## Start Records for processing

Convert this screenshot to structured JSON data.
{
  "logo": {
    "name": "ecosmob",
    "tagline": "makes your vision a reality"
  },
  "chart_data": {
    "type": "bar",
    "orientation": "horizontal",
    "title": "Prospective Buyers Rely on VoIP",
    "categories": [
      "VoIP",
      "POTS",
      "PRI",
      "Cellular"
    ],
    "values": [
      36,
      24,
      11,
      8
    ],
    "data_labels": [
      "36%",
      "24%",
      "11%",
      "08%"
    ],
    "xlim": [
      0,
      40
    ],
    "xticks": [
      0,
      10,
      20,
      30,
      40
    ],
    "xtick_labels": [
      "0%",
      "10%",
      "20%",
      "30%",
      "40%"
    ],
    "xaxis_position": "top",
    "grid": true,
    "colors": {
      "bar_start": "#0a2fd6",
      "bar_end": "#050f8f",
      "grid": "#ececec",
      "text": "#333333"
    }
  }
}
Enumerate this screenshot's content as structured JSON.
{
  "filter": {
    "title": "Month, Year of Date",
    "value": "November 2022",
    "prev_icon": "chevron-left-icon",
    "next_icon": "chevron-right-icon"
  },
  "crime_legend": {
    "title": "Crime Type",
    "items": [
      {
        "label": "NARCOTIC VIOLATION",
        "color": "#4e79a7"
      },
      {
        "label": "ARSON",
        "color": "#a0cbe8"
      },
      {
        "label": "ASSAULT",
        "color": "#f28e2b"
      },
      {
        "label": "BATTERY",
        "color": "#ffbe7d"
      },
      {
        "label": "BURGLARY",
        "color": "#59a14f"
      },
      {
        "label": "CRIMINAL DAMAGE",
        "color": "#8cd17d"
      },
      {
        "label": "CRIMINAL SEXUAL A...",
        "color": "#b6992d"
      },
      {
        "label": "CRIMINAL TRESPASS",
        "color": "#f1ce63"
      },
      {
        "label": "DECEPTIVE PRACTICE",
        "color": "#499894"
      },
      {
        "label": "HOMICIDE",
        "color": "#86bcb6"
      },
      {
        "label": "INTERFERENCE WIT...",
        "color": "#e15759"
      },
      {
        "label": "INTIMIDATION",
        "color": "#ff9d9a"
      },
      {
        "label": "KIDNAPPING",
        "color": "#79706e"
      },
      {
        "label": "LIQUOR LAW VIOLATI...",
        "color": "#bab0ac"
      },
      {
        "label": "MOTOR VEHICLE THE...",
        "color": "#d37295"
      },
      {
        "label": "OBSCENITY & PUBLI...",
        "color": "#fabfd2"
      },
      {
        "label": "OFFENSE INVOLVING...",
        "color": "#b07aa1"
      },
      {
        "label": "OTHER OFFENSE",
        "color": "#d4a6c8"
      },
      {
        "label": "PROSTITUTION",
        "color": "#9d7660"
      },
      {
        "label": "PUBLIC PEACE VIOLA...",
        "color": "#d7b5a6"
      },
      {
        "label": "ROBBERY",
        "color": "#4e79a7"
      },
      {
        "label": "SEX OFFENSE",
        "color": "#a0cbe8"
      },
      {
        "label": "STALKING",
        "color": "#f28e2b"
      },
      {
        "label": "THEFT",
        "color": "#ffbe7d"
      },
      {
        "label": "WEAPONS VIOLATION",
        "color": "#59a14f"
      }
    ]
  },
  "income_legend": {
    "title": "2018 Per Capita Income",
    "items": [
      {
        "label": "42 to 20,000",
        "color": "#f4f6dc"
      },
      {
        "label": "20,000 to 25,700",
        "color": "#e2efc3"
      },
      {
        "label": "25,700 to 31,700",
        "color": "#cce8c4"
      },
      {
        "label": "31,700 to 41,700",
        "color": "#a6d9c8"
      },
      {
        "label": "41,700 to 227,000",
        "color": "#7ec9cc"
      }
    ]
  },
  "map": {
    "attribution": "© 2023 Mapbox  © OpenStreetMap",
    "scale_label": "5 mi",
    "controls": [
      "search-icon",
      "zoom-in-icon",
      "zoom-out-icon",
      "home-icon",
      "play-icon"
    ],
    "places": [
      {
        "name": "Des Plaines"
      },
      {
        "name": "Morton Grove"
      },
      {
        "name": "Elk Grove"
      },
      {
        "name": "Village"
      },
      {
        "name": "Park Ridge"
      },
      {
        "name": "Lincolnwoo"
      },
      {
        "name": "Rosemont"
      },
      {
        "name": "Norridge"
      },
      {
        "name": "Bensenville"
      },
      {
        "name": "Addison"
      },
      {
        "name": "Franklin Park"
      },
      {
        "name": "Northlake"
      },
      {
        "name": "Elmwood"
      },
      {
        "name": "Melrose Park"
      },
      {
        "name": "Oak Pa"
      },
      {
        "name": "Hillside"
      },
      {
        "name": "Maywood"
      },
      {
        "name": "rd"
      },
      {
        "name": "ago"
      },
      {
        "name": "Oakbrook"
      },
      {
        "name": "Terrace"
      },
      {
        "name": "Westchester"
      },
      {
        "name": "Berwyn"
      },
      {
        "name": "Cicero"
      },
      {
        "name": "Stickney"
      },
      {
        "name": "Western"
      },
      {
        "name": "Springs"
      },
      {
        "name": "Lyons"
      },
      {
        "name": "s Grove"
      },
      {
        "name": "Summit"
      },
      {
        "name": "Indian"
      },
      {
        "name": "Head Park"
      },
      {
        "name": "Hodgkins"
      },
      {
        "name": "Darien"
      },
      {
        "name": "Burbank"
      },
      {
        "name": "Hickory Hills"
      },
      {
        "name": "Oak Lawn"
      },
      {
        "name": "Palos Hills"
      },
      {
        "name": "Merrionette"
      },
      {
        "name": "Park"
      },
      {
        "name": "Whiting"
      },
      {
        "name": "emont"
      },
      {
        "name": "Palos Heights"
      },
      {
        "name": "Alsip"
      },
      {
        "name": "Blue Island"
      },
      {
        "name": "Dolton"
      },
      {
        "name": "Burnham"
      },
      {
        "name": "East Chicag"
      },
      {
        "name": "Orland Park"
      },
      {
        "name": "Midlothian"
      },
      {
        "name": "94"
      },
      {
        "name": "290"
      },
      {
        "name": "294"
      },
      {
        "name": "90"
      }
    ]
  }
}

## End Records for processing

» Aim of the exercise: Copy each line from the data above that includes "this".

» Reply to the exercise:
Convert this screenshot to structured JSON data.
Enumerate this screenshot's content as structured JSON.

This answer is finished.